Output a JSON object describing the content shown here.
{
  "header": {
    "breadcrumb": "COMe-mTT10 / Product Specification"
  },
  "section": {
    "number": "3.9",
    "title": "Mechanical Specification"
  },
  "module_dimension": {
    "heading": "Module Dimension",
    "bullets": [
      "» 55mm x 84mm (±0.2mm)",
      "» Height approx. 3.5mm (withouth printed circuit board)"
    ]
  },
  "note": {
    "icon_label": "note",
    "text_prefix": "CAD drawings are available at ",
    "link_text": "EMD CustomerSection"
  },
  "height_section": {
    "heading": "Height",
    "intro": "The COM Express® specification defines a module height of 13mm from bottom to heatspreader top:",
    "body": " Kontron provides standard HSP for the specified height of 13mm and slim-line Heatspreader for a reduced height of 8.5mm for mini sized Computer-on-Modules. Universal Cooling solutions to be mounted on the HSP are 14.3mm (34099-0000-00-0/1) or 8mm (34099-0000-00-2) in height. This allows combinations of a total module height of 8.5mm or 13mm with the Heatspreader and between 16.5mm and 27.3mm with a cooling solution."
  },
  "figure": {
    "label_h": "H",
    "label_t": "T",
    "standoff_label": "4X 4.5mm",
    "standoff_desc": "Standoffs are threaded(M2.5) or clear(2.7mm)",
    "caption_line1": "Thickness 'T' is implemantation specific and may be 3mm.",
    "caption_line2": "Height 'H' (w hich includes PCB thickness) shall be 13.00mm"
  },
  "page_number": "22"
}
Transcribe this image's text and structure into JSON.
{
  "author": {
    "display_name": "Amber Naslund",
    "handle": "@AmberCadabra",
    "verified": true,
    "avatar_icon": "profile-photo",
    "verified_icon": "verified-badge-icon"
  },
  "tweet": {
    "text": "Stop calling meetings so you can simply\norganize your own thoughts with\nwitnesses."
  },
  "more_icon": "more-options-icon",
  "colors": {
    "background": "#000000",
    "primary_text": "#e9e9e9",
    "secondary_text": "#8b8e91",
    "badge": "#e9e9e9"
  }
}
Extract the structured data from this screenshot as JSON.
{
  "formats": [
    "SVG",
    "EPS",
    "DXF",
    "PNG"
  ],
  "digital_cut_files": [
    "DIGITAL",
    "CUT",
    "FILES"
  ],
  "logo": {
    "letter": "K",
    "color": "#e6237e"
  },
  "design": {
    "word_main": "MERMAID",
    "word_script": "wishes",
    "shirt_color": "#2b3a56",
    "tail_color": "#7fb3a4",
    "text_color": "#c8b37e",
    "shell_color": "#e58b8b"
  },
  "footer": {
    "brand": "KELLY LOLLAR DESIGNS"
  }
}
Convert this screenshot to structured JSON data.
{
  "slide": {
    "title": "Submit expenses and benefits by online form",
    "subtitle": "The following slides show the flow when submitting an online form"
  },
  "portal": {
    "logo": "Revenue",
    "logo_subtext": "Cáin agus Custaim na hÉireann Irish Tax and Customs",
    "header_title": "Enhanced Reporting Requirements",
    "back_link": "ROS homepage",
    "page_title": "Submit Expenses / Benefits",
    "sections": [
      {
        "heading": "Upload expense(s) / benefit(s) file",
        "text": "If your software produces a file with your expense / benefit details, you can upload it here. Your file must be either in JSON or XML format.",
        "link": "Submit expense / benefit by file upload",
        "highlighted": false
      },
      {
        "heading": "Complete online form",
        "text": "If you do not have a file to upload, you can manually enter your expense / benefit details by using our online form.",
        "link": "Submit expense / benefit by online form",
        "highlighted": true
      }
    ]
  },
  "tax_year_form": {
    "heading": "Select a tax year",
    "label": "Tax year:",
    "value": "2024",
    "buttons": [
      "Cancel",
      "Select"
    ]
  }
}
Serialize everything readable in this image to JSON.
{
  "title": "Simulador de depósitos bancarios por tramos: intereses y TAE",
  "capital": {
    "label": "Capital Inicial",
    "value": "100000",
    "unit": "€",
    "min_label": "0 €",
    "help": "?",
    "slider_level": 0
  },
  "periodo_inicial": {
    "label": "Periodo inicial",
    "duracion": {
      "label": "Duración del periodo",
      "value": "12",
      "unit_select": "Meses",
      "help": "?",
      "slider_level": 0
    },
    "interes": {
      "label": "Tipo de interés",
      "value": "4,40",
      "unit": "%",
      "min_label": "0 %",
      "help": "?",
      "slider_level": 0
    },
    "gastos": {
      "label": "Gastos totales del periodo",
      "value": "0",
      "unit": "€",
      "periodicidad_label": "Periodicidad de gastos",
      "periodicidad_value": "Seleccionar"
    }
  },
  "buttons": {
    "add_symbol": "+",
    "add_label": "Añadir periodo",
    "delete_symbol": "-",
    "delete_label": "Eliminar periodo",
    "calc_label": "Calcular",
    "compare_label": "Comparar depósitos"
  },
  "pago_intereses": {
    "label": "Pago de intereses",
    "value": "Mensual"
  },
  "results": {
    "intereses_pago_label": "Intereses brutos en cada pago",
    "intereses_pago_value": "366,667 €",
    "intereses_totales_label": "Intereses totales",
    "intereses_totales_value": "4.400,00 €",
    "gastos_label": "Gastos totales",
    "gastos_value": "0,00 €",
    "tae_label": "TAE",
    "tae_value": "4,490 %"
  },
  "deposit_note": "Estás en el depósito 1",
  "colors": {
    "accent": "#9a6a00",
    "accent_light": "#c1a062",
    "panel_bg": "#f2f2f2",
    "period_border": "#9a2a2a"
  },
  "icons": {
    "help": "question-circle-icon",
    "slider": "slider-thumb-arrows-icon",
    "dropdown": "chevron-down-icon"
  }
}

▶ Task brief: Which lines contain the word "verified"? Copy each one.

▶ Output for this task:
    "verified": true,
    "verified_icon": "verified-badge-icon"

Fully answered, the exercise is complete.